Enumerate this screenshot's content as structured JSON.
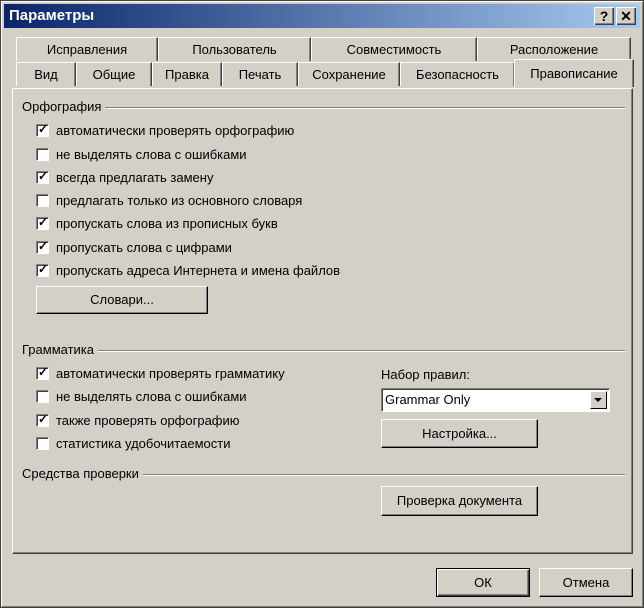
{
  "window": {
    "title": "Параметры",
    "help_btn": "?",
    "close_btn": "✕"
  },
  "tabs_back": [
    "Исправления",
    "Пользователь",
    "Совместимость",
    "Расположение"
  ],
  "tabs_front": [
    "Вид",
    "Общие",
    "Правка",
    "Печать",
    "Сохранение",
    "Безопасность",
    "Правописание"
  ],
  "active_tab": "Правописание",
  "spelling": {
    "group_label": "Орфография",
    "options": [
      {
        "label": "автоматически проверять орфографию",
        "checked": true
      },
      {
        "label": "не выделять слова с ошибками",
        "checked": false
      },
      {
        "label": "всегда предлагать замену",
        "checked": true
      },
      {
        "label": "предлагать только из основного словаря",
        "checked": false
      },
      {
        "label": "пропускать слова из прописных букв",
        "checked": true
      },
      {
        "label": "пропускать слова с цифрами",
        "checked": true
      },
      {
        "label": "пропускать адреса Интернета и имена файлов",
        "checked": true
      }
    ],
    "dictionaries_button": "Словари..."
  },
  "grammar": {
    "group_label": "Грамматика",
    "options": [
      {
        "label": "автоматически проверять грамматику",
        "checked": true
      },
      {
        "label": "не выделять слова с ошибками",
        "checked": false
      },
      {
        "label": "также проверять орфографию",
        "checked": true
      },
      {
        "label": "статистика удобочитаемости",
        "checked": false
      }
    ],
    "ruleset_label": "Набор правил:",
    "ruleset_value": "Grammar Only",
    "settings_button": "Настройка..."
  },
  "proofing": {
    "group_label": "Средства проверки",
    "check_document_button": "Проверка документа"
  },
  "footer": {
    "ok_button": "ОК",
    "cancel_button": "Отмена"
  }
}
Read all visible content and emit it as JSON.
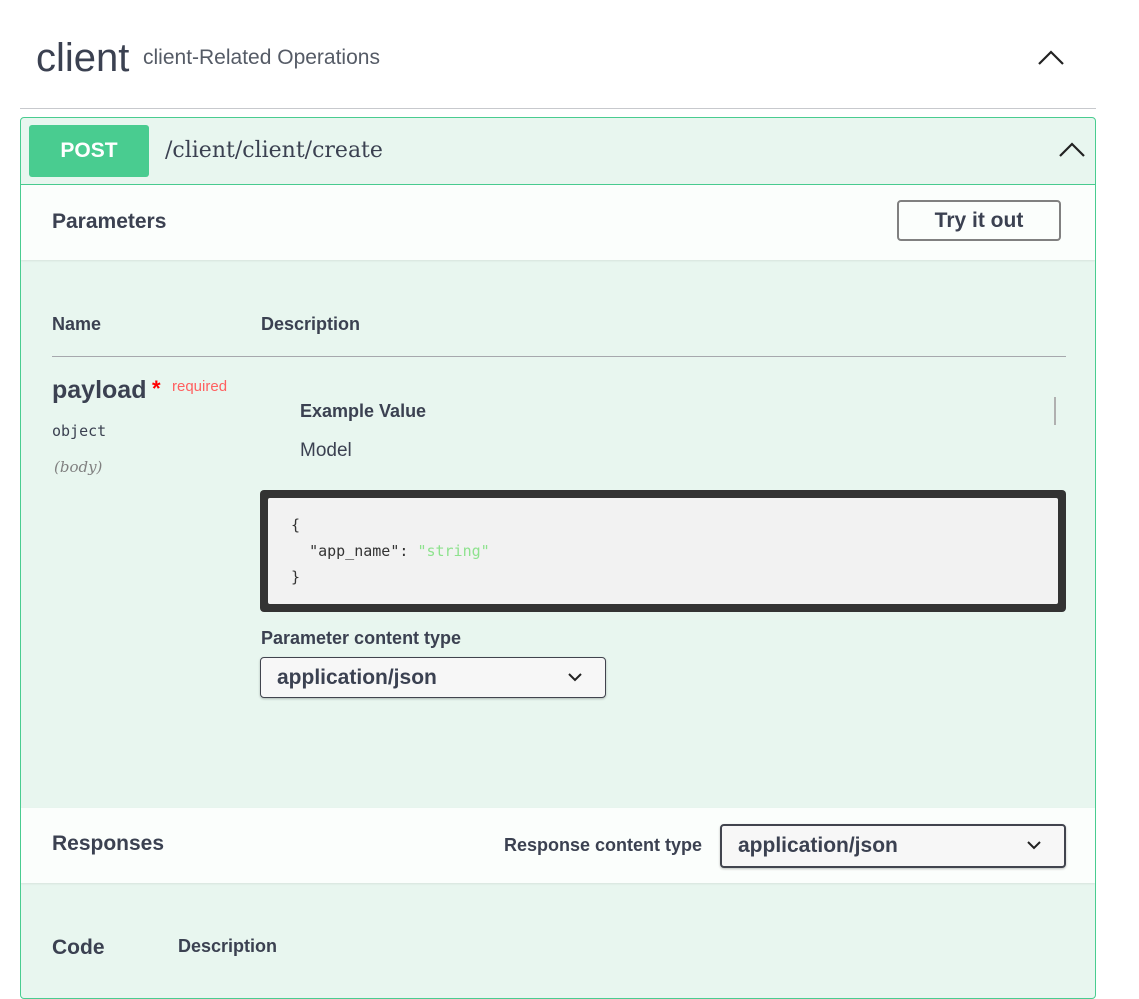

• _Task directions_
Reproduce the entries exactly. Do not carry over any picture.

• _Result of the exercise_
Enumerate this screenshot's content as structured JSON.
{
  "window": {
    "title": "Параметры",
    "help_btn": "?",
    "close_btn": "✕"
  },
  "tabs_back": [
    "Исправления",
    "Пользователь",
    "Совместимость",
    "Расположение"
  ],
  "tabs_front": [
    "Вид",
    "Общие",
    "Правка",
    "Печать",
    "Сохранение",
    "Безопасность",
    "Правописание"
  ],
  "active_tab": "Правописание",
  "spelling": {
    "group_label": "Орфография",
    "options": [
      {
        "label": "автоматически проверять орфографию",
        "checked": true
      },
      {
        "label": "не выделять слова с ошибками",
        "checked": false
      },
      {
        "label": "всегда предлагать замену",
        "checked": true
      },
      {
        "label": "предлагать только из основного словаря",
        "checked": false
      },
      {
        "label": "пропускать слова из прописных букв",
        "checked": true
      },
      {
        "label": "пропускать слова с цифрами",
        "checked": true
      },
      {
        "label": "пропускать адреса Интернета и имена файлов",
        "checked": true
      }
    ],
    "dictionaries_button": "Словари..."
  },
  "grammar": {
    "group_label": "Грамматика",
    "options": [
      {
        "label": "автоматически проверять грамматику",
        "checked": true
      },
      {
        "label": "не выделять слова с ошибками",
        "checked": false
      },
      {
        "label": "также проверять орфографию",
        "checked": true
      },
      {
        "label": "статистика удобочитаемости",
        "checked": false
      }
    ],
    "ruleset_label": "Набор правил:",
    "ruleset_value": "Grammar Only",
    "settings_button": "Настройка..."
  },
  "proofing": {
    "group_label": "Средства проверки",
    "check_document_button": "Проверка документа"
  },
  "footer": {
    "ok_button": "ОК",
    "cancel_button": "Отмена"
  }
}
Read all visible content and emit it as JSON.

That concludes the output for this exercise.